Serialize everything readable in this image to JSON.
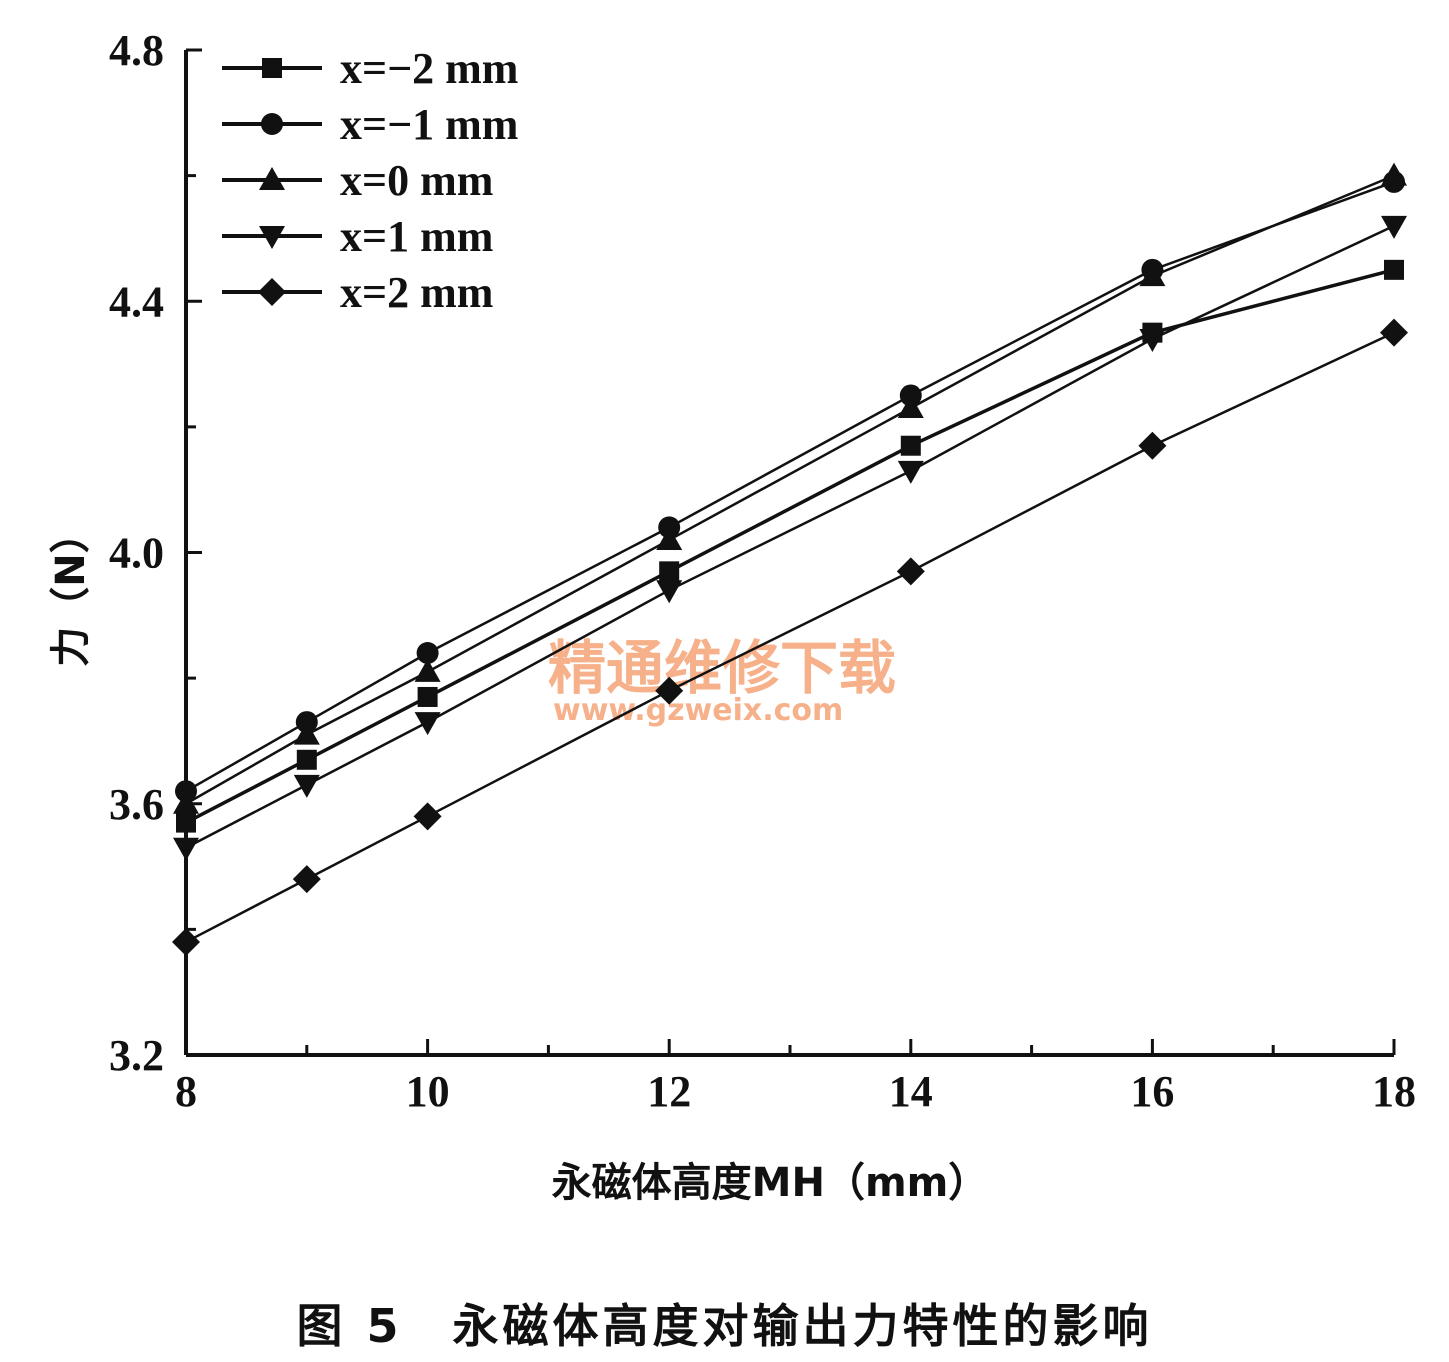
{
  "chart_data": {
    "type": "line",
    "xlabel": "永磁体高度MH（mm）",
    "ylabel": "力（N）",
    "xlim": [
      8,
      18
    ],
    "ylim": [
      3.2,
      4.8
    ],
    "x_ticks": [
      8,
      10,
      12,
      14,
      16,
      18
    ],
    "y_ticks": [
      "3.2",
      "3.6",
      "4.0",
      "4.4",
      "4.8"
    ],
    "grid": false,
    "legend_position": "top-left",
    "series": [
      {
        "name": "x=−2 mm",
        "marker": "square",
        "x": [
          8,
          9,
          10,
          12,
          14,
          16,
          18
        ],
        "y": [
          3.57,
          3.67,
          3.77,
          3.97,
          4.17,
          4.35,
          4.45
        ]
      },
      {
        "name": "x=−1 mm",
        "marker": "circle",
        "x": [
          8,
          9,
          10,
          12,
          14,
          16,
          18
        ],
        "y": [
          3.62,
          3.73,
          3.84,
          4.04,
          4.25,
          4.45,
          4.59
        ]
      },
      {
        "name": "x=0 mm",
        "marker": "triangle-up",
        "x": [
          8,
          9,
          10,
          12,
          14,
          16,
          18
        ],
        "y": [
          3.6,
          3.71,
          3.81,
          4.02,
          4.23,
          4.44,
          4.6
        ]
      },
      {
        "name": "x=1 mm",
        "marker": "triangle-down",
        "x": [
          8,
          9,
          10,
          12,
          14,
          16,
          18
        ],
        "y": [
          3.53,
          3.63,
          3.73,
          3.94,
          4.13,
          4.34,
          4.52
        ]
      },
      {
        "name": "x=2 mm",
        "marker": "diamond",
        "x": [
          8,
          9,
          10,
          12,
          14,
          16,
          18
        ],
        "y": [
          3.38,
          3.48,
          3.58,
          3.78,
          3.97,
          4.17,
          4.35
        ]
      }
    ]
  },
  "caption": "图 5　永磁体高度对输出力特性的影响",
  "watermark": {
    "text_cn": "精通维修下载",
    "url": "www.gzweix.com"
  }
}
- - - -
Repeat the listing above exactly, with no pictures.

Serialize everything readable in this image to JSON.
{
  "chart_data": {
    "type": "line",
    "xlabel": "永磁体高度MH（mm）",
    "ylabel": "力（N）",
    "xlim": [
      8,
      18
    ],
    "ylim": [
      3.2,
      4.8
    ],
    "x_ticks": [
      8,
      10,
      12,
      14,
      16,
      18
    ],
    "y_ticks": [
      "3.2",
      "3.6",
      "4.0",
      "4.4",
      "4.8"
    ],
    "grid": false,
    "legend_position": "top-left",
    "series": [
      {
        "name": "x=−2 mm",
        "marker": "square",
        "x": [
          8,
          9,
          10,
          12,
          14,
          16,
          18
        ],
        "y": [
          3.57,
          3.67,
          3.77,
          3.97,
          4.17,
          4.35,
          4.45
        ]
      },
      {
        "name": "x=−1 mm",
        "marker": "circle",
        "x": [
          8,
          9,
          10,
          12,
          14,
          16,
          18
        ],
        "y": [
          3.62,
          3.73,
          3.84,
          4.04,
          4.25,
          4.45,
          4.59
        ]
      },
      {
        "name": "x=0 mm",
        "marker": "triangle-up",
        "x": [
          8,
          9,
          10,
          12,
          14,
          16,
          18
        ],
        "y": [
          3.6,
          3.71,
          3.81,
          4.02,
          4.23,
          4.44,
          4.6
        ]
      },
      {
        "name": "x=1 mm",
        "marker": "triangle-down",
        "x": [
          8,
          9,
          10,
          12,
          14,
          16,
          18
        ],
        "y": [
          3.53,
          3.63,
          3.73,
          3.94,
          4.13,
          4.34,
          4.52
        ]
      },
      {
        "name": "x=2 mm",
        "marker": "diamond",
        "x": [
          8,
          9,
          10,
          12,
          14,
          16,
          18
        ],
        "y": [
          3.38,
          3.48,
          3.58,
          3.78,
          3.97,
          4.17,
          4.35
        ]
      }
    ]
  },
  "caption": "图 5　永磁体高度对输出力特性的影响",
  "watermark": {
    "text_cn": "精通维修下载",
    "url": "www.gzweix.com"
  }
}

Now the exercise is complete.